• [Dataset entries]
## Start

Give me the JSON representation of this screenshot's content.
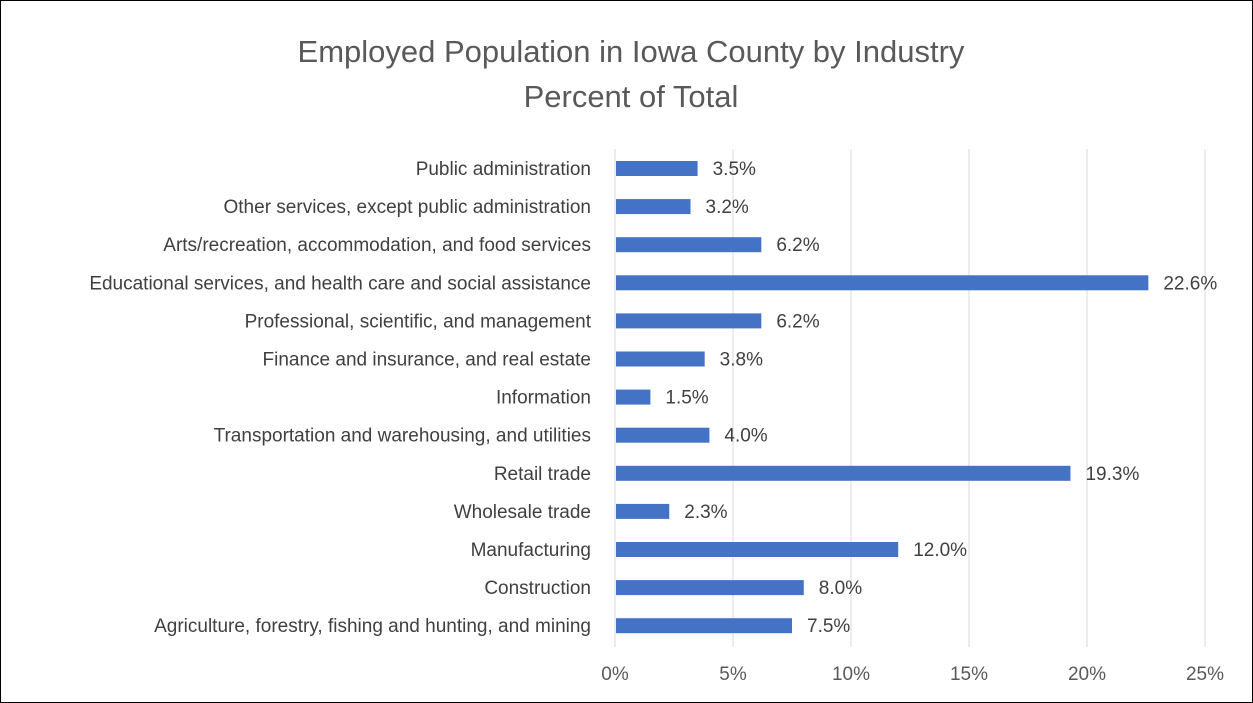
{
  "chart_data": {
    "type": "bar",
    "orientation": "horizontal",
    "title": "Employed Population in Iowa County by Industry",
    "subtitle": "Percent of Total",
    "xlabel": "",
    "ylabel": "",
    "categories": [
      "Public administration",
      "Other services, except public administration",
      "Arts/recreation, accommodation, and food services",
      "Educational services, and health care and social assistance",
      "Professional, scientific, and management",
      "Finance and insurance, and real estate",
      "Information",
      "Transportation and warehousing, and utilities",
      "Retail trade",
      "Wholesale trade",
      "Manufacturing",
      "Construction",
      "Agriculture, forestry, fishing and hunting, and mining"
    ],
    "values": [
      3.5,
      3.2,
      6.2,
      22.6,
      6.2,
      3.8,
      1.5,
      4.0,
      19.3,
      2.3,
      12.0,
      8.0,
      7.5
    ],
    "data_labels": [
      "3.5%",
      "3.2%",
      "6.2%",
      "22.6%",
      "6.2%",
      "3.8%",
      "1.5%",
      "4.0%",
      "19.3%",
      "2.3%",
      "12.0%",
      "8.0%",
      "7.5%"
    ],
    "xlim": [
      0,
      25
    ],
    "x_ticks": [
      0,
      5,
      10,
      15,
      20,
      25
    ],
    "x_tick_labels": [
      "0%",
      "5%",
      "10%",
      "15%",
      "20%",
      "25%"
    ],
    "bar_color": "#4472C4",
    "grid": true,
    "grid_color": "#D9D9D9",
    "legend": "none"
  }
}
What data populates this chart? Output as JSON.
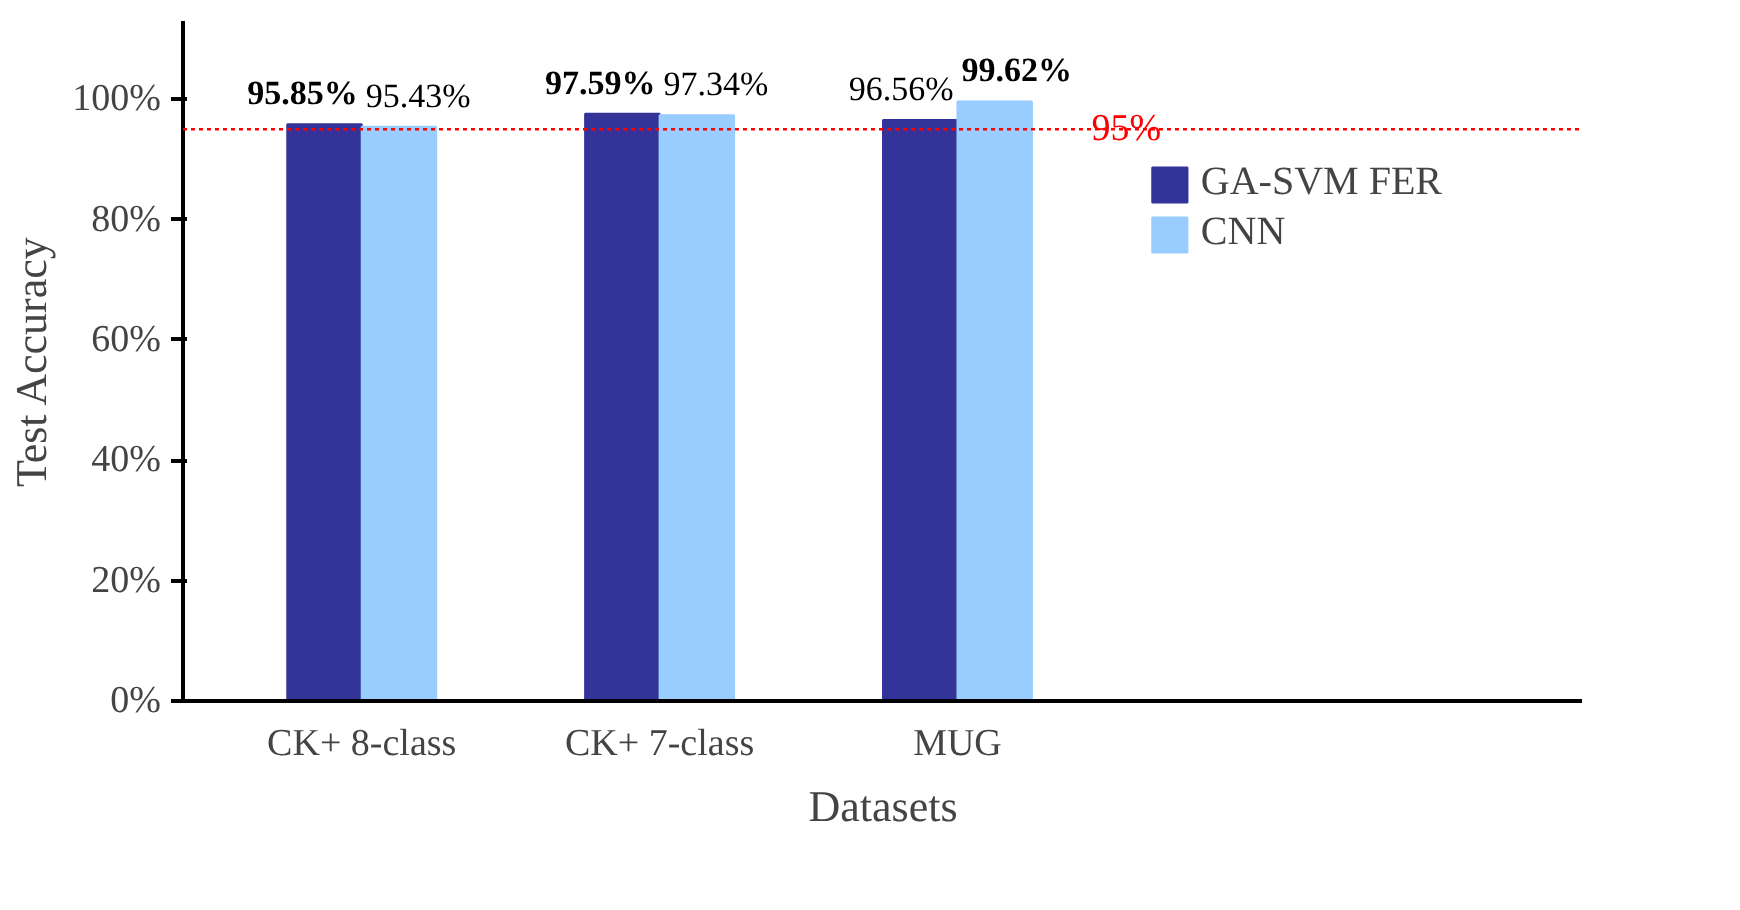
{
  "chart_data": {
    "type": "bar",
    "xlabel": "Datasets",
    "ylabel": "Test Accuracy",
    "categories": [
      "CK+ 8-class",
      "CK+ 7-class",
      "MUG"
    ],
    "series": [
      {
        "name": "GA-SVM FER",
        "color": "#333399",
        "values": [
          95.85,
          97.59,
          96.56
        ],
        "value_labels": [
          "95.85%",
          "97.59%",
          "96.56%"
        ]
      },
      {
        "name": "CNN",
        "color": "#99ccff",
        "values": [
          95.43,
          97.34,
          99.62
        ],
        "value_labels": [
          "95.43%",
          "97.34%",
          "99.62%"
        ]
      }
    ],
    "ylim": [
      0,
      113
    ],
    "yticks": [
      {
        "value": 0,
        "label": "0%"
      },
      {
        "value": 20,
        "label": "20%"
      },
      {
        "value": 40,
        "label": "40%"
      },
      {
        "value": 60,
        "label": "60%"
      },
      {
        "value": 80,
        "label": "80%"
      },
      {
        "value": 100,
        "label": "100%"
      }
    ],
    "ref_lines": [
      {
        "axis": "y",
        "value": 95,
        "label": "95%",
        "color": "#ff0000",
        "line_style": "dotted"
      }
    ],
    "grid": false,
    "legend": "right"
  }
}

## End
## Start

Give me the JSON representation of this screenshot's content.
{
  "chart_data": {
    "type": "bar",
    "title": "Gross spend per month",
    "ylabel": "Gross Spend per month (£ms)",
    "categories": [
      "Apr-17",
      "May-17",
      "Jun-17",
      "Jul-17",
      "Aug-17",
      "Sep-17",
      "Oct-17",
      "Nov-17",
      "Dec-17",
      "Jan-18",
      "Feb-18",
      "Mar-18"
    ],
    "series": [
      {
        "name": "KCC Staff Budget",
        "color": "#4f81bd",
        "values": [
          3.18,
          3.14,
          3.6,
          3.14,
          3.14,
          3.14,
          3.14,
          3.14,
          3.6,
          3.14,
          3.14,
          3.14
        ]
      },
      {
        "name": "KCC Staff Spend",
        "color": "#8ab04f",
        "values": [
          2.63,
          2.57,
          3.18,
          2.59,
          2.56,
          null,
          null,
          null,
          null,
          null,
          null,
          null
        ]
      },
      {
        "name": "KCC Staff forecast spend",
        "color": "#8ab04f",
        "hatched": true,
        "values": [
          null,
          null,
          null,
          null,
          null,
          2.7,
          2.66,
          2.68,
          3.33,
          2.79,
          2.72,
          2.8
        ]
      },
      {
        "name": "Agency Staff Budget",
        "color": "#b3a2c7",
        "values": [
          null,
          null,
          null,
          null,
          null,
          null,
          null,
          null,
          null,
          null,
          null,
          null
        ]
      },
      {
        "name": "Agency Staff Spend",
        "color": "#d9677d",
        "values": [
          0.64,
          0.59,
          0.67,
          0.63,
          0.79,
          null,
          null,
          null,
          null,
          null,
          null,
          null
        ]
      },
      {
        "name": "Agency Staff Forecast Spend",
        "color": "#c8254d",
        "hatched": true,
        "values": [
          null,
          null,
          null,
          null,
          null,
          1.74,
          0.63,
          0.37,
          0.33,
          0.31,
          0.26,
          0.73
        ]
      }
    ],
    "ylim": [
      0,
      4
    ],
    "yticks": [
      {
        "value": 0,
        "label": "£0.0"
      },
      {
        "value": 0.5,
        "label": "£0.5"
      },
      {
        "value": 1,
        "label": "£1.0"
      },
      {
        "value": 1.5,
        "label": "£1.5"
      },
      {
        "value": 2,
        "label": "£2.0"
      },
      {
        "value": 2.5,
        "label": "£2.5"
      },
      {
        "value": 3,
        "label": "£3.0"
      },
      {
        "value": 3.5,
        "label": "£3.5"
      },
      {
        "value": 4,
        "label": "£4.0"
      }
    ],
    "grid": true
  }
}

## End

• [Prompt] Using the records above, say how many lines include the string "true". Only the number is wanted.

• [Output of the task] 4